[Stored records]

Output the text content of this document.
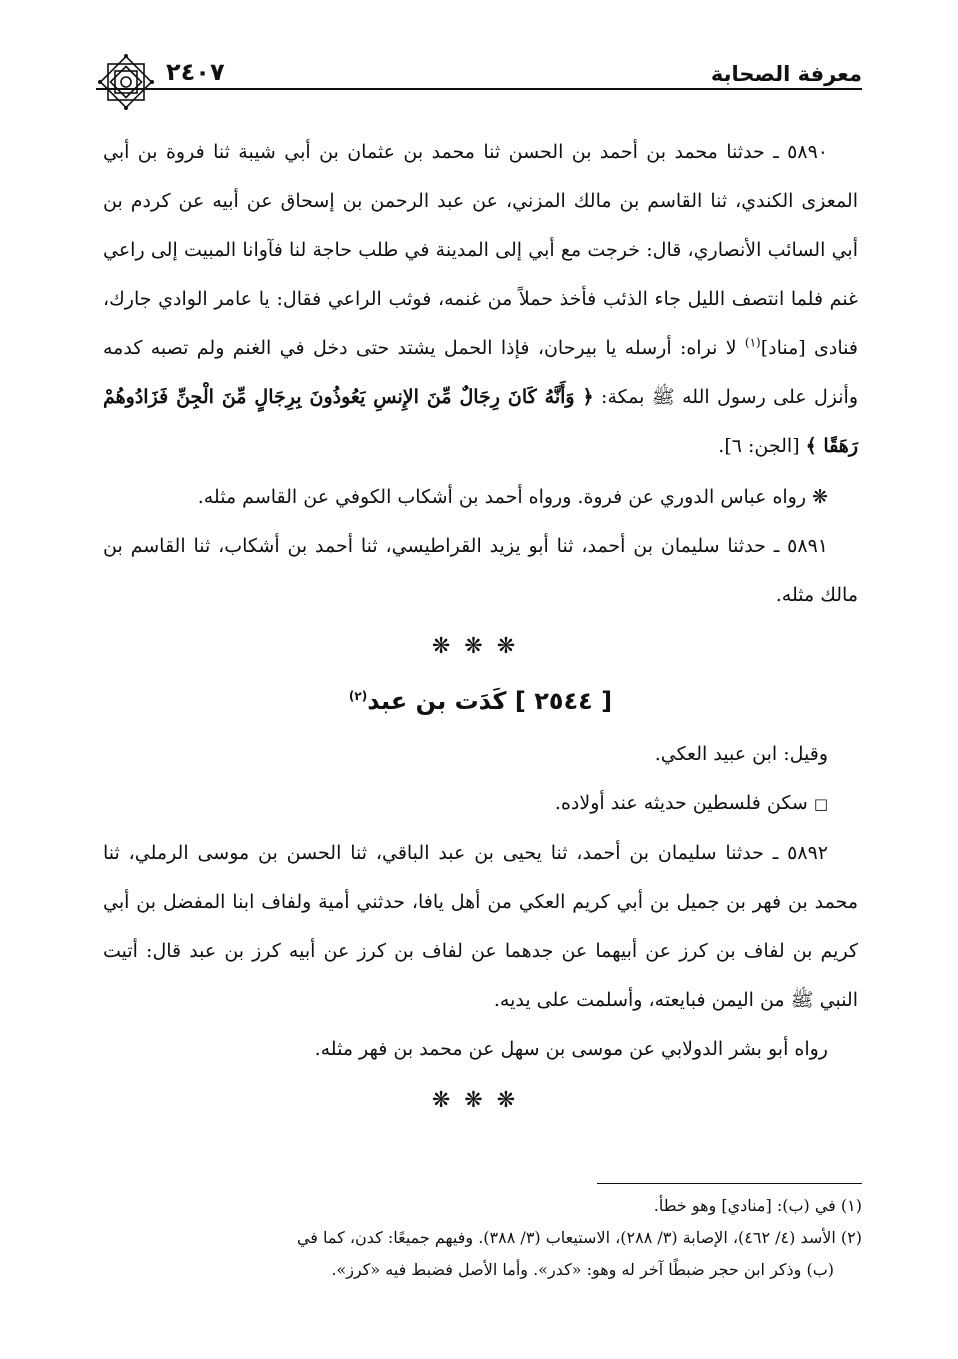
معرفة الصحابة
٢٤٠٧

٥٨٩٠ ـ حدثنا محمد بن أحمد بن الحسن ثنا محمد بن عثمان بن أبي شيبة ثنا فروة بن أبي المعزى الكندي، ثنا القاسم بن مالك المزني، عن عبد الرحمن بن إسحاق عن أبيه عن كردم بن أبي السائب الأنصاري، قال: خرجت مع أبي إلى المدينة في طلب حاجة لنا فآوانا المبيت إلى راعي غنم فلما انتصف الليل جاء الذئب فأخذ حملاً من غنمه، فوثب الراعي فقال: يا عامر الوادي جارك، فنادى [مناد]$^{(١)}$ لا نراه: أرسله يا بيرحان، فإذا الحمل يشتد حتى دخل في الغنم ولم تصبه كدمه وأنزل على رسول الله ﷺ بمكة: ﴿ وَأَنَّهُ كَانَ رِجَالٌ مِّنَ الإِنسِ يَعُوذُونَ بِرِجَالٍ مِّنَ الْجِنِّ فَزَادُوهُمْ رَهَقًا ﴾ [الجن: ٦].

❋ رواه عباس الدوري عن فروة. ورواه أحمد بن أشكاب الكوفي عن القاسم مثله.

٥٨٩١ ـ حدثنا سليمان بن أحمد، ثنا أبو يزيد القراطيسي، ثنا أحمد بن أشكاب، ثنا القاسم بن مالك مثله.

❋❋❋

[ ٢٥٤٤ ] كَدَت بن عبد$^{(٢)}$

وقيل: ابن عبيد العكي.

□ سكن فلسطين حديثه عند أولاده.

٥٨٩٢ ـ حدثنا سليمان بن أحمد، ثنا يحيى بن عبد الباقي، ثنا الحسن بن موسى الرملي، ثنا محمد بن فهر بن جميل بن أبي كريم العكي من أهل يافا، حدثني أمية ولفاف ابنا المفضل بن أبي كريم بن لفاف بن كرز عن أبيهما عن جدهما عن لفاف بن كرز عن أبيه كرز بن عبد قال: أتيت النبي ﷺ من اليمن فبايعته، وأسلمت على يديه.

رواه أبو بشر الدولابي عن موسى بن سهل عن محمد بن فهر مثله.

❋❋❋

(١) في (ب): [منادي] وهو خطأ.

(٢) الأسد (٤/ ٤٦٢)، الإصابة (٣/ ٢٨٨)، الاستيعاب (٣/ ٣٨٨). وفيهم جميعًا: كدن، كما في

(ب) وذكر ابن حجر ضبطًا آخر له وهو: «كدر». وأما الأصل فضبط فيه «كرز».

Task prompt: Strip the images and reproduce the remaining records precisely.

Answer below:
Output the text content of this document.
معرفة الصحابة
٢٤٠٧

٥٨٩٠ ـ حدثنا محمد بن أحمد بن الحسن ثنا محمد بن عثمان بن أبي شيبة ثنا فروة بن أبي المعزى الكندي، ثنا القاسم بن مالك المزني، عن عبد الرحمن بن إسحاق عن أبيه عن كردم بن أبي السائب الأنصاري، قال: خرجت مع أبي إلى المدينة في طلب حاجة لنا فآوانا المبيت إلى راعي غنم فلما انتصف الليل جاء الذئب فأخذ حملاً من غنمه، فوثب الراعي فقال: يا عامر الوادي جارك، فنادى [مناد]$^{(١)}$ لا نراه: أرسله يا بيرحان، فإذا الحمل يشتد حتى دخل في الغنم ولم تصبه كدمه وأنزل على رسول الله ﷺ بمكة: ﴿ وَأَنَّهُ كَانَ رِجَالٌ مِّنَ الإِنسِ يَعُوذُونَ بِرِجَالٍ مِّنَ الْجِنِّ فَزَادُوهُمْ رَهَقًا ﴾ [الجن: ٦].

❋ رواه عباس الدوري عن فروة. ورواه أحمد بن أشكاب الكوفي عن القاسم مثله.

٥٨٩١ ـ حدثنا سليمان بن أحمد، ثنا أبو يزيد القراطيسي، ثنا أحمد بن أشكاب، ثنا القاسم بن مالك مثله.

❋❋❋

[ ٢٥٤٤ ] كَدَت بن عبد$^{(٢)}$

وقيل: ابن عبيد العكي.

□ سكن فلسطين حديثه عند أولاده.

٥٨٩٢ ـ حدثنا سليمان بن أحمد، ثنا يحيى بن عبد الباقي، ثنا الحسن بن موسى الرملي، ثنا محمد بن فهر بن جميل بن أبي كريم العكي من أهل يافا، حدثني أمية ولفاف ابنا المفضل بن أبي كريم بن لفاف بن كرز عن أبيهما عن جدهما عن لفاف بن كرز عن أبيه كرز بن عبد قال: أتيت النبي ﷺ من اليمن فبايعته، وأسلمت على يديه.

رواه أبو بشر الدولابي عن موسى بن سهل عن محمد بن فهر مثله.

❋❋❋

(١) في (ب): [منادي] وهو خطأ.

(٢) الأسد (٤/ ٤٦٢)، الإصابة (٣/ ٢٨٨)، الاستيعاب (٣/ ٣٨٨). وفيهم جميعًا: كدن، كما في

(ب) وذكر ابن حجر ضبطًا آخر له وهو: «كدر». وأما الأصل فضبط فيه «كرز».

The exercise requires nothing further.